GIVEN REQUEST:
All of the data should be output character for character, except the pictures.

SOURCE DATA:
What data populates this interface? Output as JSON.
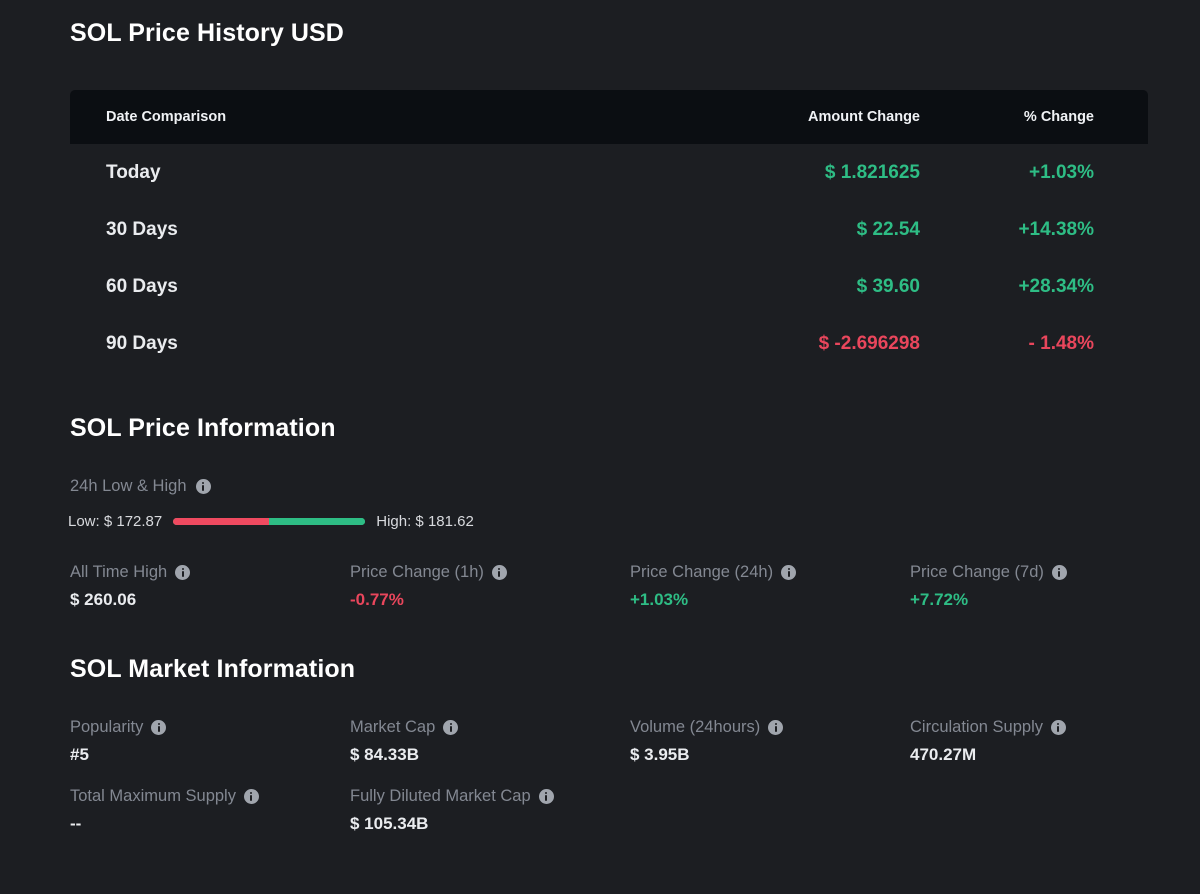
{
  "sections": {
    "history_title": "SOL Price History USD",
    "price_info_title": "SOL Price Information",
    "market_info_title": "SOL Market Information"
  },
  "history_table": {
    "columns": {
      "date": "Date Comparison",
      "amount": "Amount Change",
      "percent": "% Change"
    },
    "rows": [
      {
        "date": "Today",
        "amount": "$ 1.821625",
        "percent": "+1.03%",
        "direction": "up"
      },
      {
        "date": "30 Days",
        "amount": "$ 22.54",
        "percent": "+14.38%",
        "direction": "up"
      },
      {
        "date": "60 Days",
        "amount": "$ 39.60",
        "percent": "+28.34%",
        "direction": "up"
      },
      {
        "date": "90 Days",
        "amount": "$ -2.696298",
        "percent": "- 1.48%",
        "direction": "down"
      }
    ]
  },
  "low_high": {
    "label": "24h Low & High",
    "low_text": "Low: $ 172.87",
    "high_text": "High: $ 181.62",
    "low_value": 172.87,
    "high_value": 181.62,
    "low_segment_percent": 50
  },
  "price_info": [
    {
      "name": "All Time High",
      "value": "$ 260.06",
      "tone": "neutral"
    },
    {
      "name": "Price Change (1h)",
      "value": "-0.77%",
      "tone": "down"
    },
    {
      "name": "Price Change (24h)",
      "value": "+1.03%",
      "tone": "up"
    },
    {
      "name": "Price Change (7d)",
      "value": "+7.72%",
      "tone": "up"
    }
  ],
  "market_info_row1": [
    {
      "name": "Popularity",
      "value": "#5"
    },
    {
      "name": "Market Cap",
      "value": "$ 84.33B"
    },
    {
      "name": "Volume (24hours)",
      "value": "$ 3.95B"
    },
    {
      "name": "Circulation Supply",
      "value": "470.27M"
    }
  ],
  "market_info_row2": [
    {
      "name": "Total Maximum Supply",
      "value": "--"
    },
    {
      "name": "Fully Diluted Market Cap",
      "value": "$ 105.34B"
    }
  ],
  "colors": {
    "background": "#1c1e22",
    "header_background": "#0b0e12",
    "positive": "#2ebd85",
    "negative": "#e9465c",
    "muted_text": "#838892",
    "value_text": "#eaecef"
  },
  "icons": {
    "info": "info-icon"
  }
}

OUTPUT:
What data populates this interface? Output as JSON.
{
  "sections": {
    "history_title": "SOL Price History USD",
    "price_info_title": "SOL Price Information",
    "market_info_title": "SOL Market Information"
  },
  "history_table": {
    "columns": {
      "date": "Date Comparison",
      "amount": "Amount Change",
      "percent": "% Change"
    },
    "rows": [
      {
        "date": "Today",
        "amount": "$ 1.821625",
        "percent": "+1.03%",
        "direction": "up"
      },
      {
        "date": "30 Days",
        "amount": "$ 22.54",
        "percent": "+14.38%",
        "direction": "up"
      },
      {
        "date": "60 Days",
        "amount": "$ 39.60",
        "percent": "+28.34%",
        "direction": "up"
      },
      {
        "date": "90 Days",
        "amount": "$ -2.696298",
        "percent": "- 1.48%",
        "direction": "down"
      }
    ]
  },
  "low_high": {
    "label": "24h Low & High",
    "low_text": "Low: $ 172.87",
    "high_text": "High: $ 181.62",
    "low_value": 172.87,
    "high_value": 181.62,
    "low_segment_percent": 50
  },
  "price_info": [
    {
      "name": "All Time High",
      "value": "$ 260.06",
      "tone": "neutral"
    },
    {
      "name": "Price Change (1h)",
      "value": "-0.77%",
      "tone": "down"
    },
    {
      "name": "Price Change (24h)",
      "value": "+1.03%",
      "tone": "up"
    },
    {
      "name": "Price Change (7d)",
      "value": "+7.72%",
      "tone": "up"
    }
  ],
  "market_info_row1": [
    {
      "name": "Popularity",
      "value": "#5"
    },
    {
      "name": "Market Cap",
      "value": "$ 84.33B"
    },
    {
      "name": "Volume (24hours)",
      "value": "$ 3.95B"
    },
    {
      "name": "Circulation Supply",
      "value": "470.27M"
    }
  ],
  "market_info_row2": [
    {
      "name": "Total Maximum Supply",
      "value": "--"
    },
    {
      "name": "Fully Diluted Market Cap",
      "value": "$ 105.34B"
    }
  ],
  "colors": {
    "background": "#1c1e22",
    "header_background": "#0b0e12",
    "positive": "#2ebd85",
    "negative": "#e9465c",
    "muted_text": "#838892",
    "value_text": "#eaecef"
  },
  "icons": {
    "info": "info-icon"
  }
}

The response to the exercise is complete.